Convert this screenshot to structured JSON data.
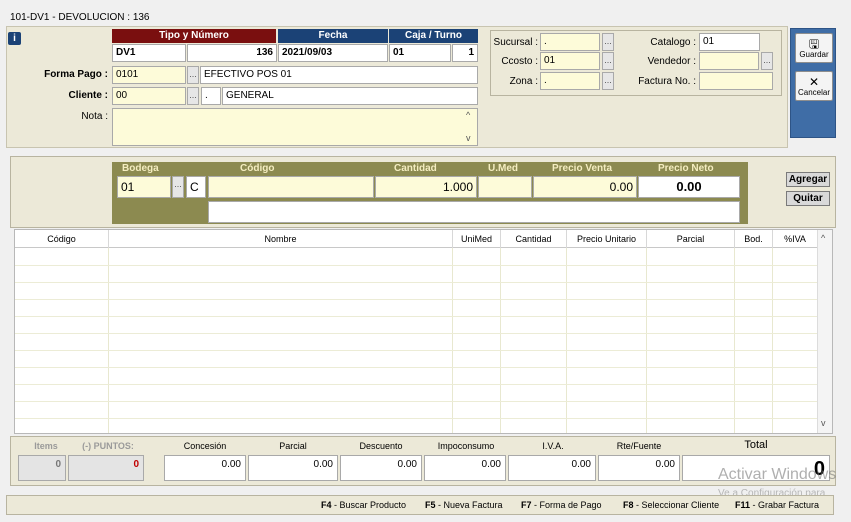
{
  "window": {
    "title": "101-DV1 - DEVOLUCION : 136"
  },
  "header": {
    "tipo_numero_label": "Tipo y Número",
    "fecha_label": "Fecha",
    "caja_turno_label": "Caja / Turno",
    "tipo": "DV1",
    "numero": "136",
    "fecha": "2021/09/03",
    "caja": "01",
    "turno": "1",
    "forma_pago_label": "Forma Pago :",
    "forma_pago_code": "0101",
    "forma_pago_desc": "EFECTIVO POS 01",
    "cliente_label": "Cliente :",
    "cliente_code": "00",
    "cliente_sub": ".",
    "cliente_name": "GENERAL",
    "nota_label": "Nota :",
    "nota_value": ""
  },
  "right_box": {
    "sucursal_label": "Sucursal :",
    "sucursal_value": ".",
    "ccosto_label": "Ccosto :",
    "ccosto_value": "01",
    "zona_label": "Zona :",
    "zona_value": ".",
    "catalogo_label": "Catalogo :",
    "catalogo_value": "01",
    "vendedor_label": "Vendedor :",
    "vendedor_value": "",
    "factura_label": "Factura No. :",
    "factura_value": ""
  },
  "side": {
    "guardar_label": "Guardar",
    "cancelar_label": "Cancelar"
  },
  "entry": {
    "bodega_label": "Bodega",
    "codigo_label": "Código",
    "cantidad_label": "Cantidad",
    "umed_label": "U.Med",
    "precio_venta_label": "Precio Venta",
    "precio_neto_label": "Precio Neto",
    "bodega_value": "01",
    "c_value": "C",
    "codigo_value": "",
    "cantidad_value": "1.000",
    "umed_value": "",
    "precio_venta_value": "0.00",
    "precio_neto_value": "0.00",
    "agregar_label": "Agregar",
    "quitar_label": "Quitar"
  },
  "grid": {
    "columns": [
      "Código",
      "Nombre",
      "UniMed",
      "Cantidad",
      "Precio Unitario",
      "Parcial",
      "Bod.",
      "%IVA"
    ]
  },
  "totals": {
    "items_label": "Items",
    "puntos_label": "(-) PUNTOS:",
    "items_value": "0",
    "puntos_value": "0",
    "concesion_label": "Concesión",
    "concesion_value": "0.00",
    "parcial_label": "Parcial",
    "parcial_value": "0.00",
    "descuento_label": "Descuento",
    "descuento_value": "0.00",
    "impoconsumo_label": "Impoconsumo",
    "impoconsumo_value": "0.00",
    "iva_label": "I.V.A.",
    "iva_value": "0.00",
    "rte_label": "Rte/Fuente",
    "rte_value": "0.00",
    "total_label": "Total",
    "total_value": "0"
  },
  "shortcuts": [
    {
      "key": "F4",
      "label": "- Buscar Producto"
    },
    {
      "key": "F5",
      "label": "- Nueva Factura"
    },
    {
      "key": "F7",
      "label": "- Forma de Pago"
    },
    {
      "key": "F8",
      "label": "- Seleccionar Cliente"
    },
    {
      "key": "F11",
      "label": "- Grabar Factura"
    }
  ],
  "watermark": {
    "line1": "Activar Windows",
    "line2": "Ve a Configuración para"
  },
  "colors": {
    "header_red": "#7a0f0f",
    "header_blue": "#1b4276",
    "olive": "#8c8a50",
    "side_blue": "#3f6da6",
    "puntos_red": "#c00000"
  }
}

===============

**YOUR INSTRUCTIONS**:
Each line above is to be copied verbatim. Drop any image from the copy.

**ANSWER TO THIS TASK**:
Convert this screenshot to structured JSON data.
{
  "window": {
    "title": "101-DV1 - DEVOLUCION : 136"
  },
  "header": {
    "tipo_numero_label": "Tipo y Número",
    "fecha_label": "Fecha",
    "caja_turno_label": "Caja / Turno",
    "tipo": "DV1",
    "numero": "136",
    "fecha": "2021/09/03",
    "caja": "01",
    "turno": "1",
    "forma_pago_label": "Forma Pago :",
    "forma_pago_code": "0101",
    "forma_pago_desc": "EFECTIVO POS 01",
    "cliente_label": "Cliente :",
    "cliente_code": "00",
    "cliente_sub": ".",
    "cliente_name": "GENERAL",
    "nota_label": "Nota :",
    "nota_value": ""
  },
  "right_box": {
    "sucursal_label": "Sucursal :",
    "sucursal_value": ".",
    "ccosto_label": "Ccosto :",
    "ccosto_value": "01",
    "zona_label": "Zona :",
    "zona_value": ".",
    "catalogo_label": "Catalogo :",
    "catalogo_value": "01",
    "vendedor_label": "Vendedor :",
    "vendedor_value": "",
    "factura_label": "Factura No. :",
    "factura_value": ""
  },
  "side": {
    "guardar_label": "Guardar",
    "cancelar_label": "Cancelar"
  },
  "entry": {
    "bodega_label": "Bodega",
    "codigo_label": "Código",
    "cantidad_label": "Cantidad",
    "umed_label": "U.Med",
    "precio_venta_label": "Precio Venta",
    "precio_neto_label": "Precio Neto",
    "bodega_value": "01",
    "c_value": "C",
    "codigo_value": "",
    "cantidad_value": "1.000",
    "umed_value": "",
    "precio_venta_value": "0.00",
    "precio_neto_value": "0.00",
    "agregar_label": "Agregar",
    "quitar_label": "Quitar"
  },
  "grid": {
    "columns": [
      "Código",
      "Nombre",
      "UniMed",
      "Cantidad",
      "Precio Unitario",
      "Parcial",
      "Bod.",
      "%IVA"
    ]
  },
  "totals": {
    "items_label": "Items",
    "puntos_label": "(-) PUNTOS:",
    "items_value": "0",
    "puntos_value": "0",
    "concesion_label": "Concesión",
    "concesion_value": "0.00",
    "parcial_label": "Parcial",
    "parcial_value": "0.00",
    "descuento_label": "Descuento",
    "descuento_value": "0.00",
    "impoconsumo_label": "Impoconsumo",
    "impoconsumo_value": "0.00",
    "iva_label": "I.V.A.",
    "iva_value": "0.00",
    "rte_label": "Rte/Fuente",
    "rte_value": "0.00",
    "total_label": "Total",
    "total_value": "0"
  },
  "shortcuts": [
    {
      "key": "F4",
      "label": "- Buscar Producto"
    },
    {
      "key": "F5",
      "label": "- Nueva Factura"
    },
    {
      "key": "F7",
      "label": "- Forma de Pago"
    },
    {
      "key": "F8",
      "label": "- Seleccionar Cliente"
    },
    {
      "key": "F11",
      "label": "- Grabar Factura"
    }
  ],
  "watermark": {
    "line1": "Activar Windows",
    "line2": "Ve a Configuración para"
  },
  "colors": {
    "header_red": "#7a0f0f",
    "header_blue": "#1b4276",
    "olive": "#8c8a50",
    "side_blue": "#3f6da6",
    "puntos_red": "#c00000"
  }
}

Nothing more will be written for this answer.